-- Stated task --
Select the lines that hold the word "Crear" and copy each one.

(Collected data entries)
>> START
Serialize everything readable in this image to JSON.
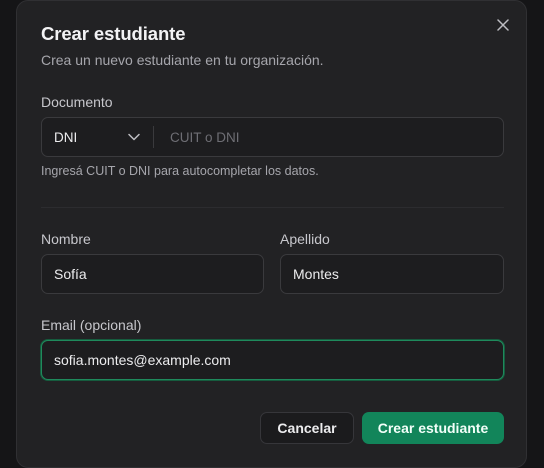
{
  "dialog": {
    "title": "Crear estudiante",
    "subtitle": "Crea un nuevo estudiante en tu organización.",
    "close_icon": "close-icon"
  },
  "document": {
    "label": "Documento",
    "type_value": "DNI",
    "input_placeholder": "CUIT o DNI",
    "input_value": "",
    "hint": "Ingresá CUIT o DNI para autocompletar los datos."
  },
  "nombre": {
    "label": "Nombre",
    "value": "Sofía"
  },
  "apellido": {
    "label": "Apellido",
    "value": "Montes"
  },
  "email": {
    "label": "Email (opcional)",
    "value": "sofia.montes@example.com"
  },
  "actions": {
    "cancel_label": "Cancelar",
    "submit_label": "Crear estudiante"
  },
  "colors": {
    "accent": "#12855a",
    "focus_ring": "#1f8a5c",
    "surface": "#222224"
  }
}
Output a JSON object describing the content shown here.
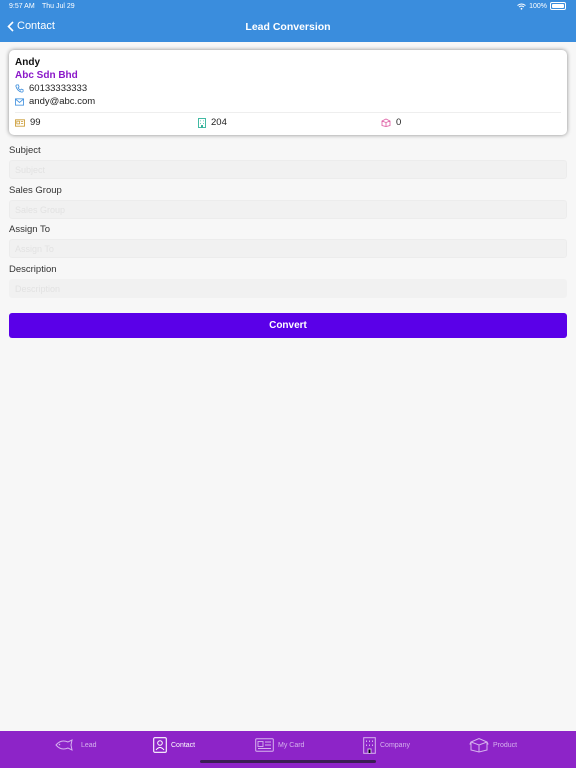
{
  "status_bar": {
    "time": "9:57 AM",
    "date": "Thu Jul 29",
    "battery": "100%"
  },
  "nav": {
    "back_label": "Contact",
    "title": "Lead Conversion"
  },
  "contact": {
    "name": "Andy",
    "company": "Abc Sdn Bhd",
    "phone": "60133333333",
    "email": "andy@abc.com",
    "stats": [
      {
        "icon": "id-card-icon",
        "value": "99"
      },
      {
        "icon": "building-icon",
        "value": "204"
      },
      {
        "icon": "box-icon",
        "value": "0"
      }
    ]
  },
  "form": {
    "subject_label": "Subject",
    "subject_value": "",
    "subject_placeholder": "Subject",
    "sales_group_label": "Sales Group",
    "sales_group_value": "",
    "sales_group_placeholder": "Sales Group",
    "assign_to_label": "Assign To",
    "assign_to_value": "",
    "assign_to_placeholder": "Assign To",
    "description_label": "Description",
    "description_value": "",
    "description_placeholder": "Description",
    "convert_label": "Convert"
  },
  "tabs": [
    {
      "label": "Lead",
      "icon": "fish-icon",
      "active": false
    },
    {
      "label": "Contact",
      "icon": "contact-card-icon",
      "active": true
    },
    {
      "label": "My Card",
      "icon": "id-card-icon",
      "active": false
    },
    {
      "label": "Company",
      "icon": "building-icon",
      "active": false
    },
    {
      "label": "Product",
      "icon": "box-icon",
      "active": false
    }
  ],
  "colors": {
    "header": "#3a8ddd",
    "company_text": "#8b18c9",
    "convert_button": "#5a00e8",
    "tab_bar": "#8d24c8"
  }
}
>> END
-- Answer to this problem --
    "title": "Crear estudiante",
    "submit_label": "Crear estudiante"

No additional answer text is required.